Short task A: Transcribe the passage on data architecture from "As organisations move" up to and including "President at Gartner.".

Selected extract:

------------------------------------------------------------------------

Product-thinking, as in considering your end users, is another crucial principle for a successful enterprise data architecture. “They may be analysts, data scientists or business colleagues. Consider their user experience in architecture design,” Mohammad-Laity said.
“When I work on architecture design I imagine a persona, an analyst that will receive the outcome of what I am designing (say a set of tables in a data warehouse), and I want them to feel joy when they see it. I want them to understand the documentation and not feel dread at having to chunk through a lot of painful work to deliver value.”
As organisations move from multi-cloud architectures that are built ad hoc to designed architectures, data resilience is essential. When performance needs arise or a catastrophic failure occurs, enterprises need a thought-out and tested recovery initiative for data.
“Architects are straining to keep up. They design according to a five year growth plan only to find that two years later demand for data access and usage has far exceeded original estimates,” says Sanjeev Mohan, a data and analytics expert and former Research Vice President at Gartner.
“Building a future-proof architecture has grown many times more complex, and everyone must invent a custom solution to this problem. The components of a data and analytics architecture have never been so accessible,” Mohan added.
Besides, ensuring reliability and transparency into pipelines and optimising cost for high scale and performance, selecting technology according to use case is crucial. The first and foremost challenge occurs when the wrong technology is chosen for a business problem. “For example, the so-called ‘big data’ architectures, which focus on storing data first and querying it later, are not ideal for handling ‘small data’,” said Mohan.
“Imagine building an architecture to ingest streaming IoT data and writing every record as a file. This leads to millions of very small files or a very large number of partitions. These partitions then need to be specified in queries to reduce the amount of scanned data and hence reduce computation costs. It is imperative to make the right database choice,” he added.
Understanding where and how the data flows across the enterprise is vital to mitigate data breaches and data leaks. That knowledge also helps businesses to understand how to recover from a data loss and provide resilience for the data infrastructure.
For Mohan, it’s important to standardise the development, automate build and testing processes, and monitor and/or audit the system end-to-end. Businesses need to design for scalability, extensibility, ease of maintenance and deployment independence. DataOps and data observability areas have started providing transparency into the performance of the data pipelines with ML-driven recommendations.
“Not only does this strategy promote incremental feature developments to an analytics stack, but it also reduces the blast radius of technological failures. System failures are contained so that a warehouse level failure won’t automatically cascade to mission critical dashboards,” said Mohan.
Also, scaling your resources dynamically according to demand, as opposed to doing it manually, ensures your service can meet a variety of traffic patterns without anyone needing to plan for it.
So what does a resilient data architecture require? According to Mohammad-Laity, “Success metrics; regular review and a strong surrounding team that understands data products are ephemeral. Also, quality documentation as an element of the architecture, not as an afterthought.”
“By biasing to simplicity, you’ll have fewer points of failure as well as being more flexible to changing business needs. To quote Fivetran, a major player in the modern data tooling space, ‘simple and automated always beats complex and handcrafted’,” added Mohammad-Laity.

------------------------------------------------------------------------

Records for this task:
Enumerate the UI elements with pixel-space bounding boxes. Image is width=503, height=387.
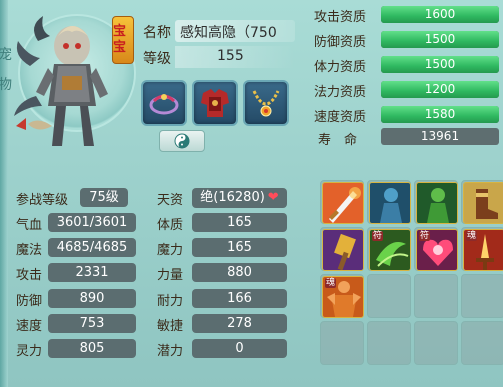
stat-label: 速度 [16,319,43,334]
aptitude-bar: 1600 [381,6,499,23]
aptitude-value: 1580 [424,107,456,121]
aptitude-label: 防御资质 [314,35,367,50]
stat-label: 气血 [16,218,43,233]
skill-grid: 符 符 魂 魂 [320,180,503,387]
aptitude-value: 1600 [424,7,456,21]
life-label: 寿 命 [318,133,358,148]
yinyang-icon [174,133,190,149]
aptitude-value: 1200 [424,82,456,96]
boot-skill-icon [463,182,503,224]
stat-value: 165 [192,238,287,257]
skill-slot[interactable]: 魂 [320,274,364,318]
skill-slot[interactable] [367,180,411,224]
life-bar: 13961 [381,128,499,145]
stat-label: 敏捷 [157,319,184,334]
stat-value: 3601/3601 [48,213,136,232]
aptitude-bar: 1500 [381,56,499,73]
heart-icon: ❤ [267,190,279,205]
stat-label: 耐力 [157,294,184,309]
hammer-skill-icon [322,229,364,271]
stat-label: 参战等级 [16,193,69,208]
stat-value: 0 [192,339,287,358]
stat-value: 753 [48,314,136,333]
skill-slot[interactable]: 符 [414,227,458,271]
fu-tag: 符 [372,231,384,241]
skill-slot-empty[interactable] [367,321,411,365]
equip-slot-ring[interactable] [141,80,187,126]
aptitude-bar: 1580 [381,106,499,123]
left-edge: 宠 物 [0,0,12,387]
stat-label: 防御 [16,294,43,309]
armor-equipment-icon [201,89,229,117]
aptitude-label: 攻击资质 [314,10,367,25]
blue-figure-skill-icon [369,182,411,224]
green-figure-skill-icon [416,182,458,224]
heart-skill-icon: 符 [416,229,458,271]
hun-tag: 魂 [325,278,337,288]
aptitude-value: 1500 [424,32,456,46]
skill-slot[interactable]: 魂 [461,227,503,271]
name-label: 名称 [143,25,171,41]
life-value: 13961 [420,129,460,143]
fu-tag: 符 [419,231,431,241]
baby-badge-text: 宝宝 [113,24,127,55]
skill-slot-empty[interactable] [320,321,364,365]
hun-tag: 魂 [466,231,478,241]
tianzi-value-box[interactable]: 绝(16280) ❤ [192,188,287,208]
tianzi-label: 天资 [157,193,184,208]
baby-badge: 宝宝 [112,16,134,64]
flame-sword-skill-icon: 魂 [463,229,503,271]
level-label: 等级 [143,51,171,67]
aptitude-bar: 1200 [381,81,499,98]
skill-slot-empty[interactable] [461,274,503,318]
equip-slot-armor[interactable] [192,80,238,126]
muscle-skill-icon: 魂 [322,276,364,318]
stat-value: 165 [192,213,287,232]
stat-value: 880 [192,263,287,282]
yinyang-button[interactable] [159,130,205,152]
stat-value: 166 [192,289,287,308]
stat-label: 潜力 [157,344,184,359]
tianzi-value: 绝(16280) [200,190,265,205]
skill-slot-empty[interactable] [461,321,503,365]
stat-label: 力量 [157,268,184,283]
green-wind-skill-icon: 符 [369,229,411,271]
equip-slot-necklace[interactable] [243,80,289,126]
stat-label: 魔力 [157,243,184,258]
stat-label: 灵力 [16,344,43,359]
aptitude-bar: 1500 [381,31,499,48]
necklace-equipment-icon [252,90,280,117]
skill-slot[interactable]: 符 [367,227,411,271]
skill-slot-empty[interactable] [367,274,411,318]
aptitude-value: 1500 [424,57,456,71]
ring-equipment-icon [149,94,179,115]
stat-value: 75级 [80,188,128,207]
skill-slot[interactable] [320,180,364,224]
pet-attribute-panel: 宠 物 宝宝 名称 感知高隐（750 等级 155 攻击资质 1600 防御资质… [0,0,503,387]
aptitude-label: 速度资质 [314,110,367,125]
stat-value: 805 [48,339,136,358]
skill-slot[interactable] [414,180,458,224]
skill-slot[interactable] [461,180,503,224]
stat-label: 魔法 [16,243,43,258]
stat-label: 攻击 [16,268,43,283]
skill-slot[interactable] [320,227,364,271]
stat-value: 2331 [48,263,136,282]
stat-value: 278 [192,314,287,333]
stat-value: 890 [48,289,136,308]
level-value: 155 [217,48,244,64]
aptitude-label: 法力资质 [314,85,367,100]
stat-label: 体质 [157,218,184,233]
aptitude-label: 体力资质 [314,60,367,75]
skill-slot-empty[interactable] [414,321,458,365]
name-value[interactable]: 感知高隐（750 [180,22,277,42]
sword-strike-skill-icon [322,182,364,224]
skill-slot-empty[interactable] [414,274,458,318]
stat-value: 4685/4685 [48,238,136,257]
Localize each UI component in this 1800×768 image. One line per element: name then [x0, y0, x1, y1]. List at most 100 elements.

------------------------------------------------------------------------

Short task B: Find every line in the records that contains the word "necklace", and copy each of those lines.

Complete output A:
As organisations move from multi-cloud architectures that are built ad hoc to designed architectures, data resilience is essential. When performance needs arise or a catastrophic failure occurs, enterprises need a thought-out and tested recovery initiative for data.
“Architects are straining to keep up. They design according to a five year growth plan only to find that two years later demand for data access and usage has far exceeded original estimates,” says Sanjeev Mohan, a data and analytics expert and former Research Vice President at Gartner.

Complete output B:
equip-slot-necklace[interactable] [243,80,289,126]
necklace-equipment-icon [252,90,280,117]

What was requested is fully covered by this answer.